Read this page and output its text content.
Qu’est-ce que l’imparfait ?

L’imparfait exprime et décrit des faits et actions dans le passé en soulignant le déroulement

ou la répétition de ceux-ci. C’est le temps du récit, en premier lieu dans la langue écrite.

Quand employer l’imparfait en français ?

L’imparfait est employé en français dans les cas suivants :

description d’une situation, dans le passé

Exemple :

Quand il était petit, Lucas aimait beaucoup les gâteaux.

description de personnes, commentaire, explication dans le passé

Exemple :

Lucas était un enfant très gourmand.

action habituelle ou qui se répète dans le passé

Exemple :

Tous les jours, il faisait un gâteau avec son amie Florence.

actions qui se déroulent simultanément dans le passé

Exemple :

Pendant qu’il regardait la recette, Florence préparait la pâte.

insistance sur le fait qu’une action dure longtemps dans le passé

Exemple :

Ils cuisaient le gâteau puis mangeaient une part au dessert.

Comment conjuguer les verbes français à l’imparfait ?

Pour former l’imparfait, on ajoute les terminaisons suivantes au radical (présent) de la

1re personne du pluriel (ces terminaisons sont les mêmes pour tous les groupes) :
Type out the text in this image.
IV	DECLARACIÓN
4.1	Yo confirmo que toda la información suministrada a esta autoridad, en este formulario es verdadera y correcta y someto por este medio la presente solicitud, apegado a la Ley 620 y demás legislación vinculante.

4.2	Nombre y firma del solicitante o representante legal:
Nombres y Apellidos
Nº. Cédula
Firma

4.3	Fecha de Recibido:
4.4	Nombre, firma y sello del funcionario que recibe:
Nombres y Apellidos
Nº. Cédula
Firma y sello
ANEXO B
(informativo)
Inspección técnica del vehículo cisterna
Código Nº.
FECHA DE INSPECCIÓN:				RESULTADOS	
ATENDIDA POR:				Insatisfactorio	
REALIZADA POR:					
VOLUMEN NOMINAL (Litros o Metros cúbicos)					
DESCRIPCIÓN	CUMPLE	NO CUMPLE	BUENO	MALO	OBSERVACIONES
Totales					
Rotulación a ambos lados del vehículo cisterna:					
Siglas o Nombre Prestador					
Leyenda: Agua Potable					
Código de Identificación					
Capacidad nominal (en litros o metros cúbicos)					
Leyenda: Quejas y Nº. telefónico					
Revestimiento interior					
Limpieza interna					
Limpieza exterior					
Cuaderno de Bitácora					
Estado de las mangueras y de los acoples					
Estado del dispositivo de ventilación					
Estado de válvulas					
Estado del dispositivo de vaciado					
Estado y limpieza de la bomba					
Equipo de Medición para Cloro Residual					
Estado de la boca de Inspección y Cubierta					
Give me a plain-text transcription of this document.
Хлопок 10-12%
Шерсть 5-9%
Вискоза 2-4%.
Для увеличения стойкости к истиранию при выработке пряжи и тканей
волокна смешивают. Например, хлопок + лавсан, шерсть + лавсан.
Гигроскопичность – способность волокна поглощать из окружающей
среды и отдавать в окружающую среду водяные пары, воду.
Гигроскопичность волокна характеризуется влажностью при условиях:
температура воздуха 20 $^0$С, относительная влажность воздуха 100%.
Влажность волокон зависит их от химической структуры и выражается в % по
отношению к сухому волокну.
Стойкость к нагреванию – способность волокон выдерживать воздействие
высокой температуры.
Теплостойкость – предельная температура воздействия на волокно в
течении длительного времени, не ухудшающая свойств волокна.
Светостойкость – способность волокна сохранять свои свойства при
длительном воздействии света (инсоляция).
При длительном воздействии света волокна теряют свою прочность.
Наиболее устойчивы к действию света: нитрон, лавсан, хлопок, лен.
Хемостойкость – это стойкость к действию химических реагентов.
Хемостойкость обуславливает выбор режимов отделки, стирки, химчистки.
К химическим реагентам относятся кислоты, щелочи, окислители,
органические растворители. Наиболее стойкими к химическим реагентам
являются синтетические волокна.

What is required
Filter lines by "химическим" and return each hit.

Answer
К химическим реагентам относятся кислоты, щелочи, окислители,
органические растворители. Наиболее стойкими к химическим реагентам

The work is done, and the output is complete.